Records contained in a dataset:
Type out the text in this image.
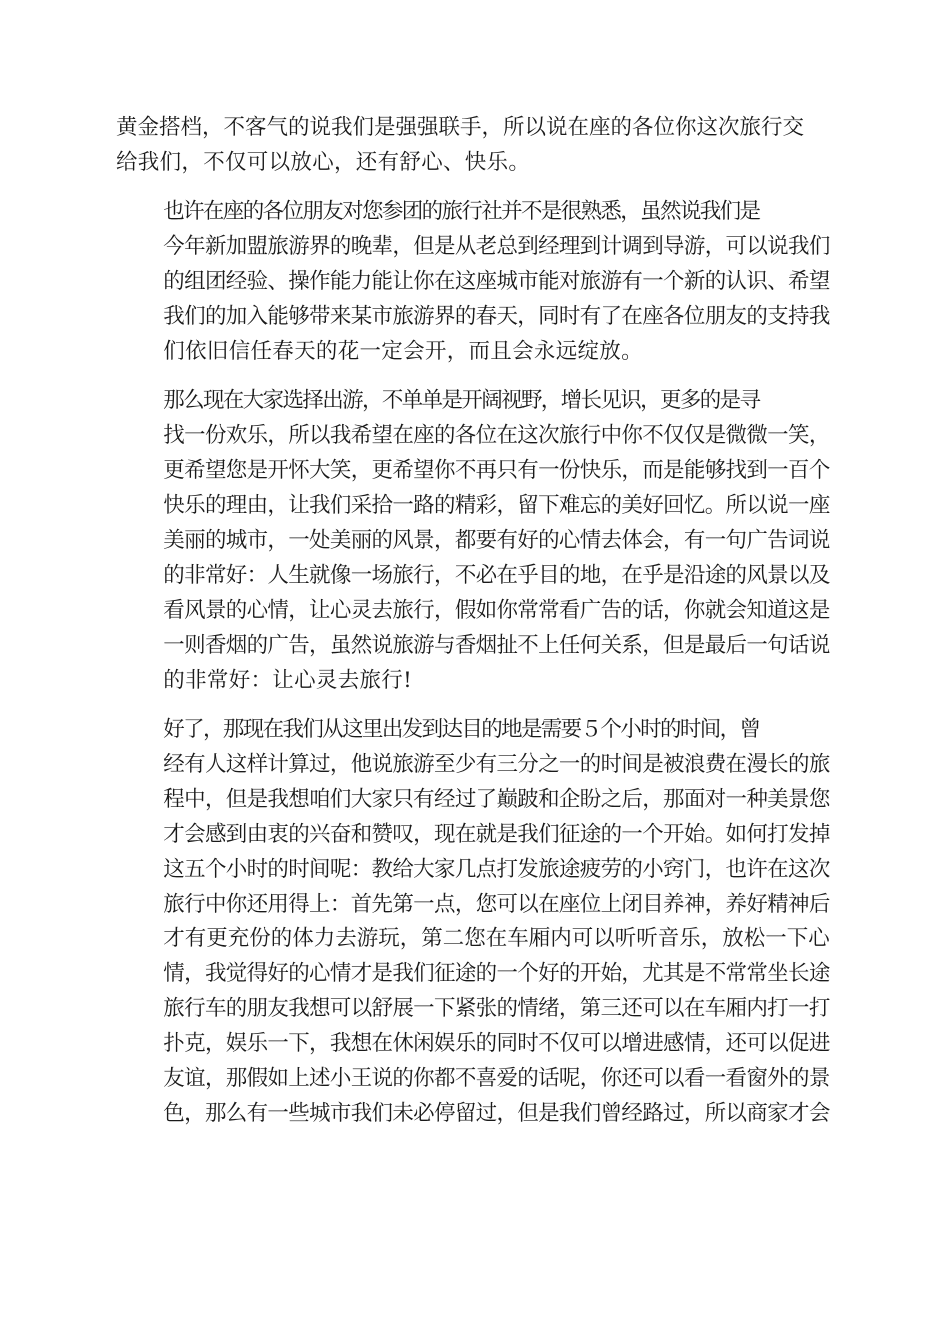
黄金搭档，不客气的说我们是强强联手，所以说在座的各位你这次旅行交
给我们，不仅可以放心，还有舒心、快乐。
也许在座的各位朋友对您参团的旅行社并不是很熟悉，虽然说我们是
今年新加盟旅游界的晚辈，但是从老总到经理到计调到导游，可以说我们
的组团经验、操作能力能让你在这座城市能对旅游有一个新的认识、希望
我们的加入能够带来某市旅游界的春天，同时有了在座各位朋友的支持我
们依旧信任春天的花一定会开，而且会永远绽放。
那么现在大家选择出游，不单单是开阔视野，增长见识，更多的是寻
找一份欢乐，所以我希望在座的各位在这次旅行中你不仅仅是微微一笑，
更希望您是开怀大笑，更希望你不再只有一份快乐，而是能够找到一百个
快乐的理由，让我们采拾一路的精彩，留下难忘的美好回忆。所以说一座
美丽的城市，一处美丽的风景，都要有好的心情去体会，有一句广告词说
的非常好：人生就像一场旅行，不必在乎目的地，在乎是沿途的风景以及
看风景的心情，让心灵去旅行，假如你常常看广告的话，你就会知道这是
一则香烟的广告，虽然说旅游与香烟扯不上任何关系，但是最后一句话说
的非常好：让心灵去旅行!
好了，那现在我们从这里出发到达目的地是需要５个小时的时间，曾
经有人这样计算过，他说旅游至少有三分之一的时间是被浪费在漫长的旅
程中，但是我想咱们大家只有经过了巅跛和企盼之后，那面对一种美景您
才会感到由衷的兴奋和赞叹，现在就是我们征途的一个开始。如何打发掉
这五个小时的时间呢：教给大家几点打发旅途疲劳的小窍门，也许在这次
旅行中你还用得上：首先第一点，您可以在座位上闭目养神，养好精神后
才有更充份的体力去游玩，第二您在车厢内可以听听音乐，放松一下心
情，我觉得好的心情才是我们征途的一个好的开始，尤其是不常常坐长途
旅行车的朋友我想可以舒展一下紧张的情绪，第三还可以在车厢内打一打
扑克，娱乐一下，我想在休闲娱乐的同时不仅可以增进感情，还可以促进
友谊，那假如上述小王说的你都不喜爱的话呢，你还可以看一看窗外的景
色，那么有一些城市我们未必停留过，但是我们曾经路过，所以商家才会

Request:
Report how many lines of the preceding records include "的非常好". Output the number only.

Final result:
2